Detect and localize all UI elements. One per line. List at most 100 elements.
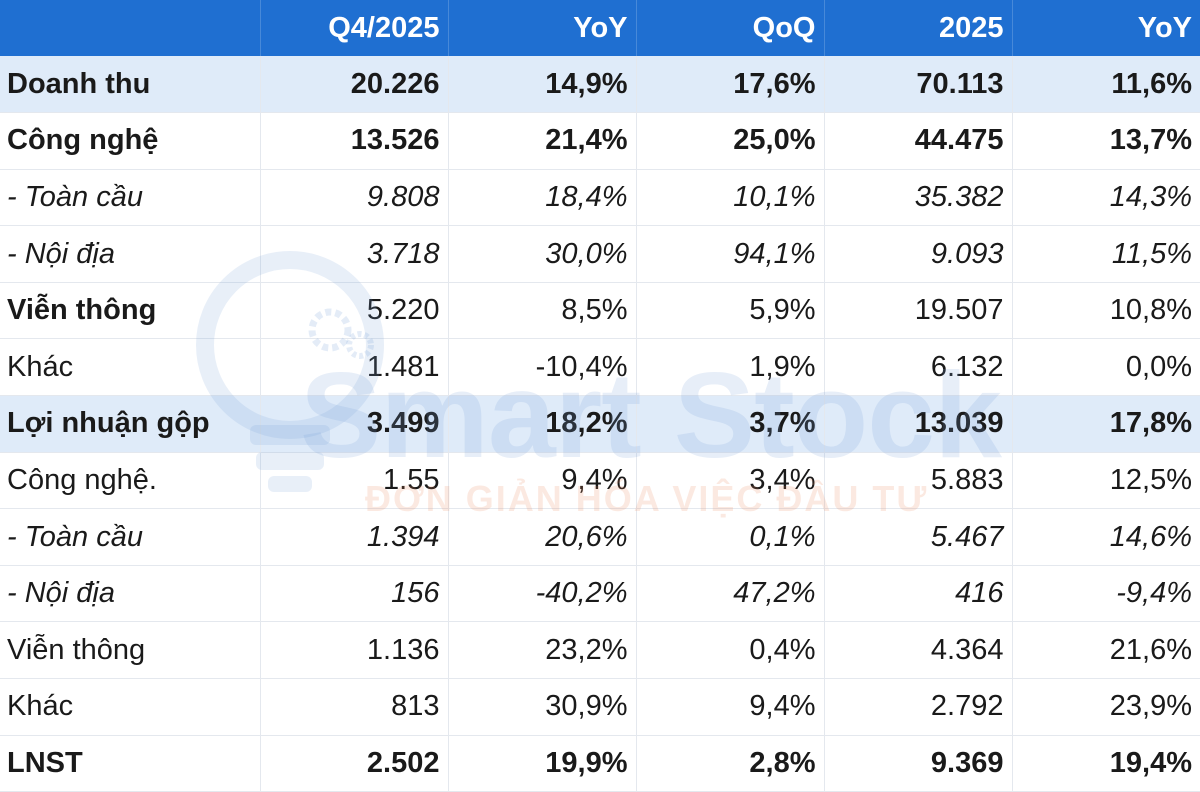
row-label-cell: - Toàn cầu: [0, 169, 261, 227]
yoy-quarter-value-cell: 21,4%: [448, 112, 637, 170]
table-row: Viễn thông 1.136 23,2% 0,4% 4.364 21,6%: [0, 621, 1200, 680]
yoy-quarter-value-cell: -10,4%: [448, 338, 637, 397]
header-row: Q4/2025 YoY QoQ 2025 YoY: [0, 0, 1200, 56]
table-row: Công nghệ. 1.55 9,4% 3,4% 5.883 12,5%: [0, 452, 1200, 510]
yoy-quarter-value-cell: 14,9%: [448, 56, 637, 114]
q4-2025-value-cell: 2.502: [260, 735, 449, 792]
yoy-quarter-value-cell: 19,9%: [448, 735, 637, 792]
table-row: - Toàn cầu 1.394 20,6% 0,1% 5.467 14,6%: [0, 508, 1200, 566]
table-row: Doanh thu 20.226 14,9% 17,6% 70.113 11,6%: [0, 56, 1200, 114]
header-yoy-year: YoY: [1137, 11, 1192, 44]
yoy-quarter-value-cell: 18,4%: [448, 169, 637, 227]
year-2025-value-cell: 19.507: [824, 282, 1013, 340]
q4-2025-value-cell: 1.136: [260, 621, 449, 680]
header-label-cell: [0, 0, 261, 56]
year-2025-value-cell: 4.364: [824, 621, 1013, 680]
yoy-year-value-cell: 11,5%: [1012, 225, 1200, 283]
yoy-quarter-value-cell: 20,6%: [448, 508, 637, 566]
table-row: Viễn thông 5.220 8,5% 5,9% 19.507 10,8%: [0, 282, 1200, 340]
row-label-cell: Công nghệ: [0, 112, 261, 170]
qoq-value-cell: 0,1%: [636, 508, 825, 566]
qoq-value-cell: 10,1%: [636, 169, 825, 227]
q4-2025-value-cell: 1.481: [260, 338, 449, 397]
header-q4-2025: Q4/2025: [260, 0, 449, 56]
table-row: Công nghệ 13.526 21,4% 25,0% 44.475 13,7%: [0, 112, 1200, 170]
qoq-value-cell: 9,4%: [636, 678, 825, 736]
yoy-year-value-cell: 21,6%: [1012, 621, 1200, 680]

— What is being asked —
Could you pull out, unchanged, the lines starting with the one that contains "row-label-cell: - Toàn" and going on through the one that contains "q4-2025-value-cell: 1.481: [260, 338, 449, 397]", with both of those lines included?

— Response —
row-label-cell: - Toàn cầu: [0, 169, 261, 227]
yoy-quarter-value-cell: 21,4%: [448, 112, 637, 170]
table-row: Viễn thông 1.136 23,2% 0,4% 4.364 21,6%: [0, 621, 1200, 680]
yoy-quarter-value-cell: -10,4%: [448, 338, 637, 397]
header-row: Q4/2025 YoY QoQ 2025 YoY: [0, 0, 1200, 56]
table-row: Công nghệ. 1.55 9,4% 3,4% 5.883 12,5%: [0, 452, 1200, 510]
yoy-quarter-value-cell: 14,9%: [448, 56, 637, 114]
q4-2025-value-cell: 2.502: [260, 735, 449, 792]
yoy-quarter-value-cell: 19,9%: [448, 735, 637, 792]
table-row: - Toàn cầu 1.394 20,6% 0,1% 5.467 14,6%: [0, 508, 1200, 566]
table-row: Doanh thu 20.226 14,9% 17,6% 70.113 11,6%: [0, 56, 1200, 114]
header-yoy-year: YoY: [1137, 11, 1192, 44]
yoy-quarter-value-cell: 18,4%: [448, 169, 637, 227]
year-2025-value-cell: 19.507: [824, 282, 1013, 340]
q4-2025-value-cell: 1.136: [260, 621, 449, 680]
header-label-cell: [0, 0, 261, 56]
year-2025-value-cell: 4.364: [824, 621, 1013, 680]
yoy-year-value-cell: 11,5%: [1012, 225, 1200, 283]
yoy-quarter-value-cell: 20,6%: [448, 508, 637, 566]
table-row: Viễn thông 5.220 8,5% 5,9% 19.507 10,8%: [0, 282, 1200, 340]
row-label-cell: Công nghệ: [0, 112, 261, 170]
qoq-value-cell: 0,1%: [636, 508, 825, 566]
qoq-value-cell: 10,1%: [636, 169, 825, 227]
q4-2025-value-cell: 1.481: [260, 338, 449, 397]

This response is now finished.